Task instructions:
Write out each line of the material again, word for word.

The data:
※

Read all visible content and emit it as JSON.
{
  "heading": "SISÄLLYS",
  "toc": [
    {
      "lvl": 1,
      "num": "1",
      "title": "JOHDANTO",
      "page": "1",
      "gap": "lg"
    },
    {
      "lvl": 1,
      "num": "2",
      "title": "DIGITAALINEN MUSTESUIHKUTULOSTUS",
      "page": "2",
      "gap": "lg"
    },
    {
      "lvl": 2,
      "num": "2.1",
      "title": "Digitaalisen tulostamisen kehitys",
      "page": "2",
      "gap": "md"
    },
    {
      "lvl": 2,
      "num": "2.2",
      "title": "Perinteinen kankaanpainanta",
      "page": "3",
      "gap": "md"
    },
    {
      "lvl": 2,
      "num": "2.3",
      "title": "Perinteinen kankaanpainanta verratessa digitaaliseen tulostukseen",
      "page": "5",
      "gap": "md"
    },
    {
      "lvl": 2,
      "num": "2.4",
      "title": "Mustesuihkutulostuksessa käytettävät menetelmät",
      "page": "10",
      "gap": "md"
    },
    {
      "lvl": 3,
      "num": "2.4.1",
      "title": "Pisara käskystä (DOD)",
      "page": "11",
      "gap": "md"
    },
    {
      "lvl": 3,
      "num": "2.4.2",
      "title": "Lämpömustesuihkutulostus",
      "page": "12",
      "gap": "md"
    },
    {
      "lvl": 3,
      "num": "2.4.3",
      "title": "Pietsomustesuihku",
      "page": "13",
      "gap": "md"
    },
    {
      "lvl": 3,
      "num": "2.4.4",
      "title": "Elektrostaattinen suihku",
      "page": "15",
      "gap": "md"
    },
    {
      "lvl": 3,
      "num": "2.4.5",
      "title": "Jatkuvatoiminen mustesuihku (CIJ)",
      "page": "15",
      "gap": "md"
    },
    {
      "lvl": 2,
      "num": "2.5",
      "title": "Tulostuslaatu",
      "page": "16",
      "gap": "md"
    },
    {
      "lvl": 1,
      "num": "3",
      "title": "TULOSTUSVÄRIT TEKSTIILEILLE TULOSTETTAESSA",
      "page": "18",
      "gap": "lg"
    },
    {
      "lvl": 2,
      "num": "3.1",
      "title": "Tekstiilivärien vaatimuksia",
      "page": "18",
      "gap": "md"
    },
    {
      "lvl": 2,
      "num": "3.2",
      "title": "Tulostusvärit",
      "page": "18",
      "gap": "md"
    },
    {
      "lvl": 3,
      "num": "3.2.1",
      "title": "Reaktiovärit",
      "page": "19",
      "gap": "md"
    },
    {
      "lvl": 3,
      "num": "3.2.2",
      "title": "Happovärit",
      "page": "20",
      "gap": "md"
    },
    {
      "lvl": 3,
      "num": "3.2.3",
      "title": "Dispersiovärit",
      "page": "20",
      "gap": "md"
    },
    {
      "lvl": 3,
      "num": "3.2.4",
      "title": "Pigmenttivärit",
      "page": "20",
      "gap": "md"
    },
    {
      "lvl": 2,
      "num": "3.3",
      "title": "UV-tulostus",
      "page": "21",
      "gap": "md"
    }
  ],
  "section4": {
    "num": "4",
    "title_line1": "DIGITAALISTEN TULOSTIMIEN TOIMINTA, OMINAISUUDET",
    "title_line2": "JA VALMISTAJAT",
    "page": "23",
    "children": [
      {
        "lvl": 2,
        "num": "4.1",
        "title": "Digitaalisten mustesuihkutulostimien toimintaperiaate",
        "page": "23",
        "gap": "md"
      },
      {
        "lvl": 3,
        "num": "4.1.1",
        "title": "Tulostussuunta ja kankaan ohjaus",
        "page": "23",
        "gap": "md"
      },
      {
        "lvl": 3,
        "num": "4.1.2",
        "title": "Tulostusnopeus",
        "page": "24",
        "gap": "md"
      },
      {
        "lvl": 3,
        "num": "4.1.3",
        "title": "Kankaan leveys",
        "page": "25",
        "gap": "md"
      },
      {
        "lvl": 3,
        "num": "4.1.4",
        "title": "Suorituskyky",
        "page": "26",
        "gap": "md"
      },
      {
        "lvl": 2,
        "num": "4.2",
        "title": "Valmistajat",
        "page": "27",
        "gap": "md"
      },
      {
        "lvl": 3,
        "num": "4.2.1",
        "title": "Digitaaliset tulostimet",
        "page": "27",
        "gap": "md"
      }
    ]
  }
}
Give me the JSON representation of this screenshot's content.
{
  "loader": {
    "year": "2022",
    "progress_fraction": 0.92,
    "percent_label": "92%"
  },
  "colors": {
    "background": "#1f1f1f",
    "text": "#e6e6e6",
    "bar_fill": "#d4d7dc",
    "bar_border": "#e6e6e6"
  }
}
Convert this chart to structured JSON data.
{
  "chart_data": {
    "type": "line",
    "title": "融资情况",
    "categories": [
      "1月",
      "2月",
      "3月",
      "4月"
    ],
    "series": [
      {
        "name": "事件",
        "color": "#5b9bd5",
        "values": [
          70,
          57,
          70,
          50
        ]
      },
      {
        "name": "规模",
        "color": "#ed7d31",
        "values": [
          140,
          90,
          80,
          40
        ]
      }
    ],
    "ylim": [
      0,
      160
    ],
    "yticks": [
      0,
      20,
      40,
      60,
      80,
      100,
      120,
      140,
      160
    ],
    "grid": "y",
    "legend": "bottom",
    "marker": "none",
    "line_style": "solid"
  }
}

※

Correct result:
Read all visible content and emit it as JSON.
{
  "heading": "SISÄLLYS",
  "toc": [
    {
      "lvl": 1,
      "num": "1",
      "title": "JOHDANTO",
      "page": "1",
      "gap": "lg"
    },
    {
      "lvl": 1,
      "num": "2",
      "title": "DIGITAALINEN MUSTESUIHKUTULOSTUS",
      "page": "2",
      "gap": "lg"
    },
    {
      "lvl": 2,
      "num": "2.1",
      "title": "Digitaalisen tulostamisen kehitys",
      "page": "2",
      "gap": "md"
    },
    {
      "lvl": 2,
      "num": "2.2",
      "title": "Perinteinen kankaanpainanta",
      "page": "3",
      "gap": "md"
    },
    {
      "lvl": 2,
      "num": "2.3",
      "title": "Perinteinen kankaanpainanta verratessa digitaaliseen tulostukseen",
      "page": "5",
      "gap": "md"
    },
    {
      "lvl": 2,
      "num": "2.4",
      "title": "Mustesuihkutulostuksessa käytettävät menetelmät",
      "page": "10",
      "gap": "md"
    },
    {
      "lvl": 3,
      "num": "2.4.1",
      "title": "Pisara käskystä (DOD)",
      "page": "11",
      "gap": "md"
    },
    {
      "lvl": 3,
      "num": "2.4.2",
      "title": "Lämpömustesuihkutulostus",
      "page": "12",
      "gap": "md"
    },
    {
      "lvl": 3,
      "num": "2.4.3",
      "title": "Pietsomustesuihku",
      "page": "13",
      "gap": "md"
    },
    {
      "lvl": 3,
      "num": "2.4.4",
      "title": "Elektrostaattinen suihku",
      "page": "15",
      "gap": "md"
    },
    {
      "lvl": 3,
      "num": "2.4.5",
      "title": "Jatkuvatoiminen mustesuihku (CIJ)",
      "page": "15",
      "gap": "md"
    },
    {
      "lvl": 2,
      "num": "2.5",
      "title": "Tulostuslaatu",
      "page": "16",
      "gap": "md"
    },
    {
      "lvl": 1,
      "num": "3",
      "title": "TULOSTUSVÄRIT TEKSTIILEILLE TULOSTETTAESSA",
      "page": "18",
      "gap": "lg"
    },
    {
      "lvl": 2,
      "num": "3.1",
      "title": "Tekstiilivärien vaatimuksia",
      "page": "18",
      "gap": "md"
    },
    {
      "lvl": 2,
      "num": "3.2",
      "title": "Tulostusvärit",
      "page": "18",
      "gap": "md"
    },
    {
      "lvl": 3,
      "num": "3.2.1",
      "title": "Reaktiovärit",
      "page": "19",
      "gap": "md"
    },
    {
      "lvl": 3,
      "num": "3.2.2",
      "title": "Happovärit",
      "page": "20",
      "gap": "md"
    },
    {
      "lvl": 3,
      "num": "3.2.3",
      "title": "Dispersiovärit",
      "page": "20",
      "gap": "md"
    },
    {
      "lvl": 3,
      "num": "3.2.4",
      "title": "Pigmenttivärit",
      "page": "20",
      "gap": "md"
    },
    {
      "lvl": 2,
      "num": "3.3",
      "title": "UV-tulostus",
      "page": "21",
      "gap": "md"
    }
  ],
  "section4": {
    "num": "4",
    "title_line1": "DIGITAALISTEN TULOSTIMIEN TOIMINTA, OMINAISUUDET",
    "title_line2": "JA VALMISTAJAT",
    "page": "23",
    "children": [
      {
        "lvl": 2,
        "num": "4.1",
        "title": "Digitaalisten mustesuihkutulostimien toimintaperiaate",
        "page": "23",
        "gap": "md"
      },
      {
        "lvl": 3,
        "num": "4.1.1",
        "title": "Tulostussuunta ja kankaan ohjaus",
        "page": "23",
        "gap": "md"
      },
      {
        "lvl": 3,
        "num": "4.1.2",
        "title": "Tulostusnopeus",
        "page": "24",
        "gap": "md"
      },
      {
        "lvl": 3,
        "num": "4.1.3",
        "title": "Kankaan leveys",
        "page": "25",
        "gap": "md"
      },
      {
        "lvl": 3,
        "num": "4.1.4",
        "title": "Suorituskyky",
        "page": "26",
        "gap": "md"
      },
      {
        "lvl": 2,
        "num": "4.2",
        "title": "Valmistajat",
        "page": "27",
        "gap": "md"
      },
      {
        "lvl": 3,
        "num": "4.2.1",
        "title": "Digitaaliset tulostimet",
        "page": "27",
        "gap": "md"
      }
    ]
  }
}
Give me the JSON representation of this screenshot's content.
{
  "loader": {
    "year": "2022",
    "progress_fraction": 0.92,
    "percent_label": "92%"
  },
  "colors": {
    "background": "#1f1f1f",
    "text": "#e6e6e6",
    "bar_fill": "#d4d7dc",
    "bar_border": "#e6e6e6"
  }
}
Convert this chart to structured JSON data.
{
  "chart_data": {
    "type": "line",
    "title": "融资情况",
    "categories": [
      "1月",
      "2月",
      "3月",
      "4月"
    ],
    "series": [
      {
        "name": "事件",
        "color": "#5b9bd5",
        "values": [
          70,
          57,
          70,
          50
        ]
      },
      {
        "name": "规模",
        "color": "#ed7d31",
        "values": [
          140,
          90,
          80,
          40
        ]
      }
    ],
    "ylim": [
      0,
      160
    ],
    "yticks": [
      0,
      20,
      40,
      60,
      80,
      100,
      120,
      140,
      160
    ],
    "grid": "y",
    "legend": "bottom",
    "marker": "none",
    "line_style": "solid"
  }
}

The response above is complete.